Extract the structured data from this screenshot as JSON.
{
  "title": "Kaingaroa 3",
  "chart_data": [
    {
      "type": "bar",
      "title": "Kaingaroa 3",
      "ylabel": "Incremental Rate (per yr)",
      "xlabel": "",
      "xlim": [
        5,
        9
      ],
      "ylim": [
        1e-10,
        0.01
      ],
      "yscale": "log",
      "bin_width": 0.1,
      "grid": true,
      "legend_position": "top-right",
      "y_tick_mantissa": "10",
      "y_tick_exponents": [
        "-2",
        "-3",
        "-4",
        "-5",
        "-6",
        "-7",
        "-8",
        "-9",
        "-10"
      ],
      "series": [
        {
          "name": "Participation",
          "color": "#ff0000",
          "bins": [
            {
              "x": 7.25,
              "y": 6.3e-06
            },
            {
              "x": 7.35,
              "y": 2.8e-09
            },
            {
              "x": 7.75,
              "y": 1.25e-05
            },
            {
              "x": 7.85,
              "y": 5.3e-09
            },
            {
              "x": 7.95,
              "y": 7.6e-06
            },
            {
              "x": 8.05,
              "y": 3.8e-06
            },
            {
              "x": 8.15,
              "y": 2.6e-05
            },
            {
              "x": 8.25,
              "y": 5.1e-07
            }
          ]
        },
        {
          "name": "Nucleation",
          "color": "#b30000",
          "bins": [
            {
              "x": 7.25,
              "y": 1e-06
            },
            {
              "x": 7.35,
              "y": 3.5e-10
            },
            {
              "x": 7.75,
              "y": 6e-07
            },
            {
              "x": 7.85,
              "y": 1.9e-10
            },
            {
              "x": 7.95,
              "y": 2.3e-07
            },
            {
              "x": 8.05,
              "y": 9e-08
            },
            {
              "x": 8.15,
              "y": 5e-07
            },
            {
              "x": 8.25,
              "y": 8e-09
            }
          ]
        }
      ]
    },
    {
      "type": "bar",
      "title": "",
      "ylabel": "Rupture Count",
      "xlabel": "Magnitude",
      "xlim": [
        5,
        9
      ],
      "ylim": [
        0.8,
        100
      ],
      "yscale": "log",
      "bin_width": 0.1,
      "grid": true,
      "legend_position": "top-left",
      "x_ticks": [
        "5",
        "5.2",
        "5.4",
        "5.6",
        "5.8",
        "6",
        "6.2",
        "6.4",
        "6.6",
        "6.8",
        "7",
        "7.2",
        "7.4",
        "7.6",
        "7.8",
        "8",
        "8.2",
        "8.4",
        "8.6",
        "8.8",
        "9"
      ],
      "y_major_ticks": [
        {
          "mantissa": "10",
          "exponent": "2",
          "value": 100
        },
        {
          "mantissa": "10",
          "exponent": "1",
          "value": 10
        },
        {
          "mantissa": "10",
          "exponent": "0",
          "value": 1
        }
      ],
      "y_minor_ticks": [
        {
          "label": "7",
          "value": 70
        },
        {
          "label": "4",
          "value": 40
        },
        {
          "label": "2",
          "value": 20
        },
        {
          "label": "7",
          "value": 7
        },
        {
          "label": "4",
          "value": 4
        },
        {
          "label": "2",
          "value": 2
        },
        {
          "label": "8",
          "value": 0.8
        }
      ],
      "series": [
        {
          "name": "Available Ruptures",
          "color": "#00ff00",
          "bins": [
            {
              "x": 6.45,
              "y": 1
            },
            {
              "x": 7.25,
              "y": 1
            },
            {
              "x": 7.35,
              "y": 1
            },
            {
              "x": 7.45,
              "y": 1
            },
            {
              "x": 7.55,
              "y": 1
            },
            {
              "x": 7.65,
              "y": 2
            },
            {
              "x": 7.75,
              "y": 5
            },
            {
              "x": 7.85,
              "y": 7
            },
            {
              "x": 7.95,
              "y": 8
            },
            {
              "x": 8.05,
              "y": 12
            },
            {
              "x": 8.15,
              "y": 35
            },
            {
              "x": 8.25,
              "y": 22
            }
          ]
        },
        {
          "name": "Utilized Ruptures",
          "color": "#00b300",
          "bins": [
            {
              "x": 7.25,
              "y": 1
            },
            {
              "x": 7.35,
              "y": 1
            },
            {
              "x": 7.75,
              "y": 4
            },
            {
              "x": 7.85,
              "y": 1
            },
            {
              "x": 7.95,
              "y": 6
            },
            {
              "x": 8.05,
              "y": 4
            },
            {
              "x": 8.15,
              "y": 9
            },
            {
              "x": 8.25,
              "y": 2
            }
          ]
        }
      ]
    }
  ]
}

* * * * * * * * *

> What the exercise asks: Copy each record from above exactly, and include every line.

> Task response:
Extract the structured data from this screenshot as JSON.
{
  "title": "Kaingaroa 3",
  "chart_data": [
    {
      "type": "bar",
      "title": "Kaingaroa 3",
      "ylabel": "Incremental Rate (per yr)",
      "xlabel": "",
      "xlim": [
        5,
        9
      ],
      "ylim": [
        1e-10,
        0.01
      ],
      "yscale": "log",
      "bin_width": 0.1,
      "grid": true,
      "legend_position": "top-right",
      "y_tick_mantissa": "10",
      "y_tick_exponents": [
        "-2",
        "-3",
        "-4",
        "-5",
        "-6",
        "-7",
        "-8",
        "-9",
        "-10"
      ],
      "series": [
        {
          "name": "Participation",
          "color": "#ff0000",
          "bins": [
            {
              "x": 7.25,
              "y": 6.3e-06
            },
            {
              "x": 7.35,
              "y": 2.8e-09
            },
            {
              "x": 7.75,
              "y": 1.25e-05
            },
            {
              "x": 7.85,
              "y": 5.3e-09
            },
            {
              "x": 7.95,
              "y": 7.6e-06
            },
            {
              "x": 8.05,
              "y": 3.8e-06
            },
            {
              "x": 8.15,
              "y": 2.6e-05
            },
            {
              "x": 8.25,
              "y": 5.1e-07
            }
          ]
        },
        {
          "name": "Nucleation",
          "color": "#b30000",
          "bins": [
            {
              "x": 7.25,
              "y": 1e-06
            },
            {
              "x": 7.35,
              "y": 3.5e-10
            },
            {
              "x": 7.75,
              "y": 6e-07
            },
            {
              "x": 7.85,
              "y": 1.9e-10
            },
            {
              "x": 7.95,
              "y": 2.3e-07
            },
            {
              "x": 8.05,
              "y": 9e-08
            },
            {
              "x": 8.15,
              "y": 5e-07
            },
            {
              "x": 8.25,
              "y": 8e-09
            }
          ]
        }
      ]
    },
    {
      "type": "bar",
      "title": "",
      "ylabel": "Rupture Count",
      "xlabel": "Magnitude",
      "xlim": [
        5,
        9
      ],
      "ylim": [
        0.8,
        100
      ],
      "yscale": "log",
      "bin_width": 0.1,
      "grid": true,
      "legend_position": "top-left",
      "x_ticks": [
        "5",
        "5.2",
        "5.4",
        "5.6",
        "5.8",
        "6",
        "6.2",
        "6.4",
        "6.6",
        "6.8",
        "7",
        "7.2",
        "7.4",
        "7.6",
        "7.8",
        "8",
        "8.2",
        "8.4",
        "8.6",
        "8.8",
        "9"
      ],
      "y_major_ticks": [
        {
          "mantissa": "10",
          "exponent": "2",
          "value": 100
        },
        {
          "mantissa": "10",
          "exponent": "1",
          "value": 10
        },
        {
          "mantissa": "10",
          "exponent": "0",
          "value": 1
        }
      ],
      "y_minor_ticks": [
        {
          "label": "7",
          "value": 70
        },
        {
          "label": "4",
          "value": 40
        },
        {
          "label": "2",
          "value": 20
        },
        {
          "label": "7",
          "value": 7
        },
        {
          "label": "4",
          "value": 4
        },
        {
          "label": "2",
          "value": 2
        },
        {
          "label": "8",
          "value": 0.8
        }
      ],
      "series": [
        {
          "name": "Available Ruptures",
          "color": "#00ff00",
          "bins": [
            {
              "x": 6.45,
              "y": 1
            },
            {
              "x": 7.25,
              "y": 1
            },
            {
              "x": 7.35,
              "y": 1
            },
            {
              "x": 7.45,
              "y": 1
            },
            {
              "x": 7.55,
              "y": 1
            },
            {
              "x": 7.65,
              "y": 2
            },
            {
              "x": 7.75,
              "y": 5
            },
            {
              "x": 7.85,
              "y": 7
            },
            {
              "x": 7.95,
              "y": 8
            },
            {
              "x": 8.05,
              "y": 12
            },
            {
              "x": 8.15,
              "y": 35
            },
            {
              "x": 8.25,
              "y": 22
            }
          ]
        },
        {
          "name": "Utilized Ruptures",
          "color": "#00b300",
          "bins": [
            {
              "x": 7.25,
              "y": 1
            },
            {
              "x": 7.35,
              "y": 1
            },
            {
              "x": 7.75,
              "y": 4
            },
            {
              "x": 7.85,
              "y": 1
            },
            {
              "x": 7.95,
              "y": 6
            },
            {
              "x": 8.05,
              "y": 4
            },
            {
              "x": 8.15,
              "y": 9
            },
            {
              "x": 8.25,
              "y": 2
            }
          ]
        }
      ]
    }
  ]
}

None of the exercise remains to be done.